Written request. Reproduce each line exactly, including spacing and punctuation.

--

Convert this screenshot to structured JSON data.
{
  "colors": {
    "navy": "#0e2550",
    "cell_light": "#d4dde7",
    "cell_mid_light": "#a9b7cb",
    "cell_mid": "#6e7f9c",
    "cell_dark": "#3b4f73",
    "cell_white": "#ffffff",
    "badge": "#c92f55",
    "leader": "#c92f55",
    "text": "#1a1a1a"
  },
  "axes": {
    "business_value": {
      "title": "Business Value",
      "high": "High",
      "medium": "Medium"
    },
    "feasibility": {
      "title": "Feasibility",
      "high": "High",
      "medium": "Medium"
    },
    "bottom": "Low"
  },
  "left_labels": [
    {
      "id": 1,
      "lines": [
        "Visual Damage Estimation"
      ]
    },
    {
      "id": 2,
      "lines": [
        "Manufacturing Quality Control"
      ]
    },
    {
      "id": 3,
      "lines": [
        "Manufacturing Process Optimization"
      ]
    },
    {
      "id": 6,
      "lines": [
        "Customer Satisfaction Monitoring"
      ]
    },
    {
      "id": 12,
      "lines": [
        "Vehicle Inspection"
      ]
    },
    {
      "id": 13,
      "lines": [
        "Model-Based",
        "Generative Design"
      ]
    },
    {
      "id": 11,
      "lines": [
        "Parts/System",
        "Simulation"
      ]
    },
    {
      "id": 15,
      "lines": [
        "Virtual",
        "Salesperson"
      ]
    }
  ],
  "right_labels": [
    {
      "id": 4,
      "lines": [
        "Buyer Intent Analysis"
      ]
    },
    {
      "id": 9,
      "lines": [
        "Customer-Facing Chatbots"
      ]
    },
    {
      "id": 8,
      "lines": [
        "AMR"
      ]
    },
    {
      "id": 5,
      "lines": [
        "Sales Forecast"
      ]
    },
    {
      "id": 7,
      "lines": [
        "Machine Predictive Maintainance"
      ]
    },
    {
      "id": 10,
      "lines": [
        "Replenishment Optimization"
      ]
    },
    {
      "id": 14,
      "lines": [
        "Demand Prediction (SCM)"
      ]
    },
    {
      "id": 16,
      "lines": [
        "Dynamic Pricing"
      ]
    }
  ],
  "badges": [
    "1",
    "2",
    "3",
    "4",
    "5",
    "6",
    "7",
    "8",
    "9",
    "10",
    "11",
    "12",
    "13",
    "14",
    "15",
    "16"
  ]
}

--

Full answer.
Convert this screenshot to structured JSON data.
{
  "colors": {
    "navy": "#0e2550",
    "cell_light": "#d4dde7",
    "cell_mid_light": "#a9b7cb",
    "cell_mid": "#6e7f9c",
    "cell_dark": "#3b4f73",
    "cell_white": "#ffffff",
    "badge": "#c92f55",
    "leader": "#c92f55",
    "text": "#1a1a1a"
  },
  "axes": {
    "business_value": {
      "title": "Business Value",
      "high": "High",
      "medium": "Medium"
    },
    "feasibility": {
      "title": "Feasibility",
      "high": "High",
      "medium": "Medium"
    },
    "bottom": "Low"
  },
  "left_labels": [
    {
      "id": 1,
      "lines": [
        "Visual Damage Estimation"
      ]
    },
    {
      "id": 2,
      "lines": [
        "Manufacturing Quality Control"
      ]
    },
    {
      "id": 3,
      "lines": [
        "Manufacturing Process Optimization"
      ]
    },
    {
      "id": 6,
      "lines": [
        "Customer Satisfaction Monitoring"
      ]
    },
    {
      "id": 12,
      "lines": [
        "Vehicle Inspection"
      ]
    },
    {
      "id": 13,
      "lines": [
        "Model-Based",
        "Generative Design"
      ]
    },
    {
      "id": 11,
      "lines": [
        "Parts/System",
        "Simulation"
      ]
    },
    {
      "id": 15,
      "lines": [
        "Virtual",
        "Salesperson"
      ]
    }
  ],
  "right_labels": [
    {
      "id": 4,
      "lines": [
        "Buyer Intent Analysis"
      ]
    },
    {
      "id": 9,
      "lines": [
        "Customer-Facing Chatbots"
      ]
    },
    {
      "id": 8,
      "lines": [
        "AMR"
      ]
    },
    {
      "id": 5,
      "lines": [
        "Sales Forecast"
      ]
    },
    {
      "id": 7,
      "lines": [
        "Machine Predictive Maintainance"
      ]
    },
    {
      "id": 10,
      "lines": [
        "Replenishment Optimization"
      ]
    },
    {
      "id": 14,
      "lines": [
        "Demand Prediction (SCM)"
      ]
    },
    {
      "id": 16,
      "lines": [
        "Dynamic Pricing"
      ]
    }
  ],
  "badges": [
    "1",
    "2",
    "3",
    "4",
    "5",
    "6",
    "7",
    "8",
    "9",
    "10",
    "11",
    "12",
    "13",
    "14",
    "15",
    "16"
  ]
}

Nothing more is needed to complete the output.